▸ DIRECTIVE
Every record must appear in your copy exactly as written, with no pictures.

▸ DATA PROVIDED
** begin **
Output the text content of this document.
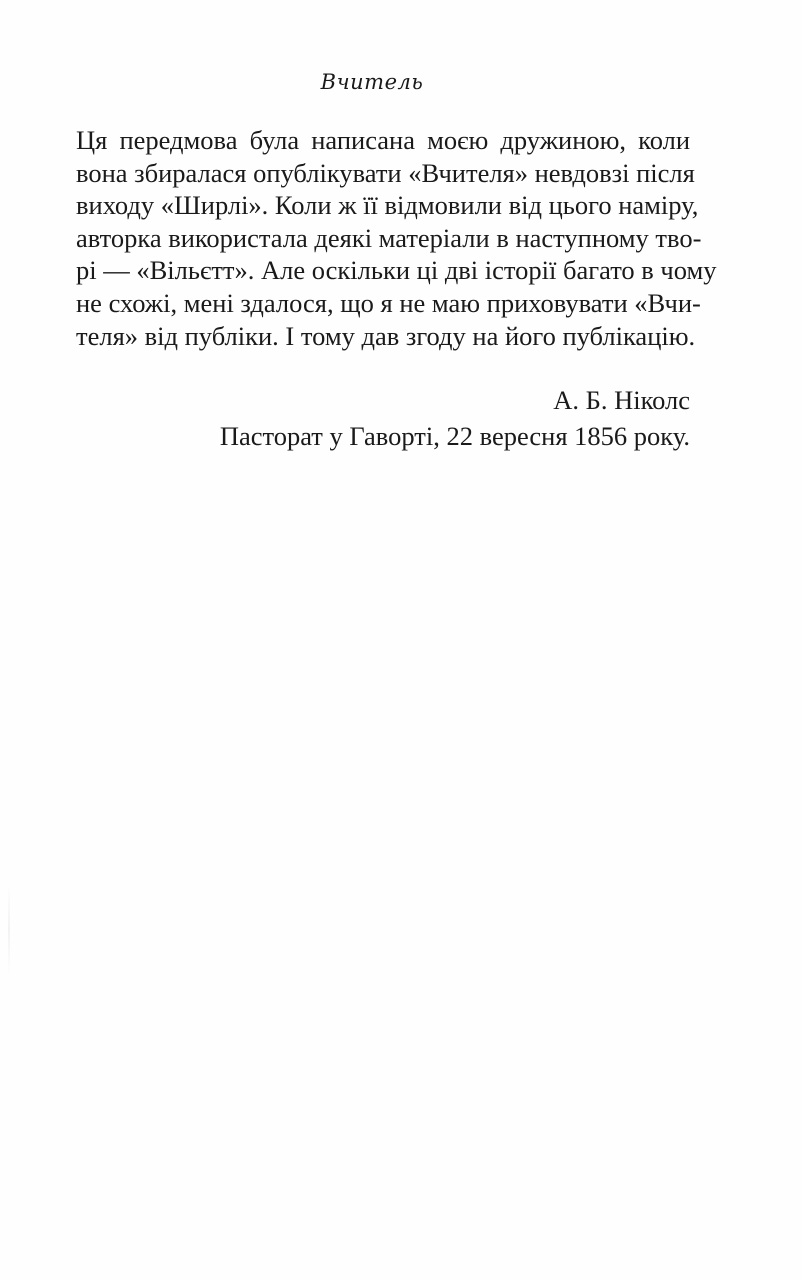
Вчитель
Ця передмова була написана моєю дружиною, коли
вона збиралася опублікувати «Вчителя» невдовзі після
виходу «Ширлі». Коли ж її відмовили від цього наміру,
авторка використала деякі матеріали в наступному тво-
рі — «Вільєтт». Але оскільки ці дві історії багато в чому
не схожі, мені здалося, що я не маю приховувати «Вчи-
теля» від публіки. І тому дав згоду на його публікацію.
А. Б. Ніколс
Пасторат у Гаворті, 22 вересня 1856 року.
** end **
▸ ANSWER BELOW
Output the text content of this document.
Вчитель
Ця передмова була написана моєю дружиною, коли
вона збиралася опублікувати «Вчителя» невдовзі після
виходу «Ширлі». Коли ж її відмовили від цього наміру,
авторка використала деякі матеріали в наступному тво-
рі — «Вільєтт». Але оскільки ці дві історії багато в чому
не схожі, мені здалося, що я не маю приховувати «Вчи-
теля» від публіки. І тому дав згоду на його публікацію.
А. Б. Ніколс
Пасторат у Гаворті, 22 вересня 1856 року.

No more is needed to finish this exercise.